- STATED TASK
Isolate every line in the data with the string "Identification" and copy it.

- MATERIAL PROVIDED
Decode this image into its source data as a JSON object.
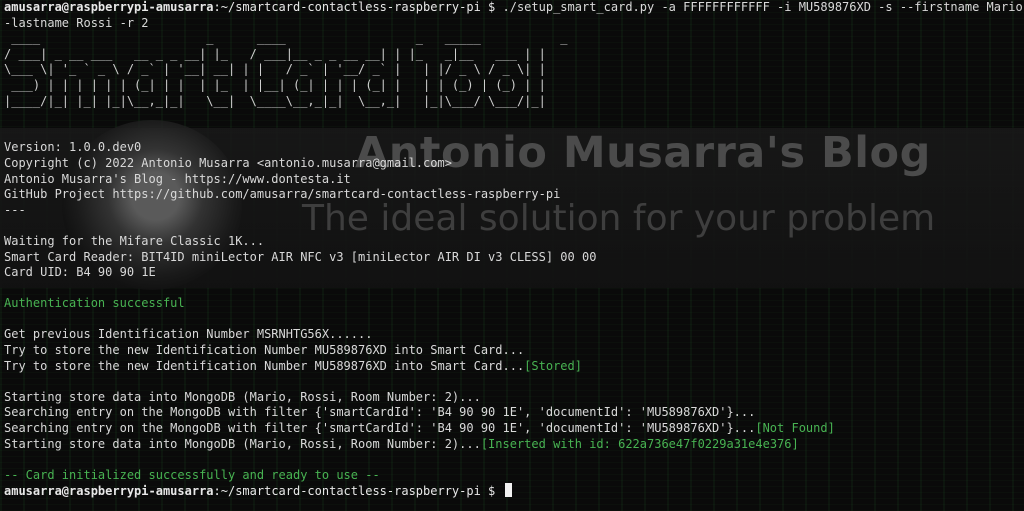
{
  "terminal": {
    "prompt_user": "amusarra@raspberrypi-amusarra",
    "prompt_path": ":~/smartcard-contactless-raspberry-pi $ ",
    "command": "./setup_smart_card.py -a FFFFFFFFFFFF -i MU589876XD -s --firstname Mario -",
    "command_cont": "-lastname Rossi -r 2",
    "banner": [
      " ____                       _      ____                  _   _____           _ ",
      "/ ___| _ __ ___   __ _ _ __| |_   / ___|__ _ _ __ __| | |_   _|__   ___ | |",
      "\\___ \\| '_ ` _ \\ / _` | '__| __| | |   / _` | '__/ _` |   | |/ _ \\ / _ \\| |",
      " ___) | | | | | | (_| | |  | |_  | |__| (_| | | | (_| |   | | (_) | (_) | |",
      "|____/|_| |_| |_|\\__,_|_|   \\__|  \\____\\__,_|_|  \\__,_|   |_|\\___/ \\___/|_|"
    ],
    "info": [
      "Version: 1.0.0.dev0",
      "Copyright (c) 2022 Antonio Musarra <antonio.musarra@gmail.com>",
      "Antonio Musarra's Blog - https://www.dontesta.it",
      "GitHub Project https://github.com/amusarra/smartcard-contactless-raspberry-pi",
      "---"
    ],
    "reader": [
      "Waiting for the Mifare Classic 1K...",
      "Smart Card Reader: BIT4ID miniLector AIR NFC v3 [miniLector AIR DI v3 CLESS] 00 00",
      "Card UID: B4 90 90 1E"
    ],
    "auth": "Authentication successful",
    "id_lines": [
      "Get previous Identification Number MSRNHTG56X......",
      "Try to store the new Identification Number MU589876XD into Smart Card...",
      "Try to store the new Identification Number MU589876XD into Smart Card..."
    ],
    "stored_tag": "[Stored]",
    "mongo_lines": [
      "Starting store data into MongoDB (Mario, Rossi, Room Number: 2)...",
      "Searching entry on the MongoDB with filter {'smartCardId': 'B4 90 90 1E', 'documentId': 'MU589876XD'}...",
      "Searching entry on the MongoDB with filter {'smartCardId': 'B4 90 90 1E', 'documentId': 'MU589876XD'}...",
      "Starting store data into MongoDB (Mario, Rossi, Room Number: 2)..."
    ],
    "not_found_tag": "[Not Found]",
    "inserted_tag": "[Inserted with id: 622a736e47f0229a31e4e376]",
    "final_msg": "-- Card initialized successfully and ready to use --"
  },
  "background": {
    "blog_title": "Antonio Musarra's Blog",
    "blog_tagline": "The ideal solution for your problem"
  },
  "colors": {
    "background": "#0a0a0a",
    "text": "#d9d9d9",
    "success_green": "#48b352"
  }
}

- SOLUTION TO THIS EXERCISE
      "Get previous Identification Number MSRNHTG56X......",
      "Try to store the new Identification Number MU589876XD into Smart Card...",
      "Try to store the new Identification Number MU589876XD into Smart Card..."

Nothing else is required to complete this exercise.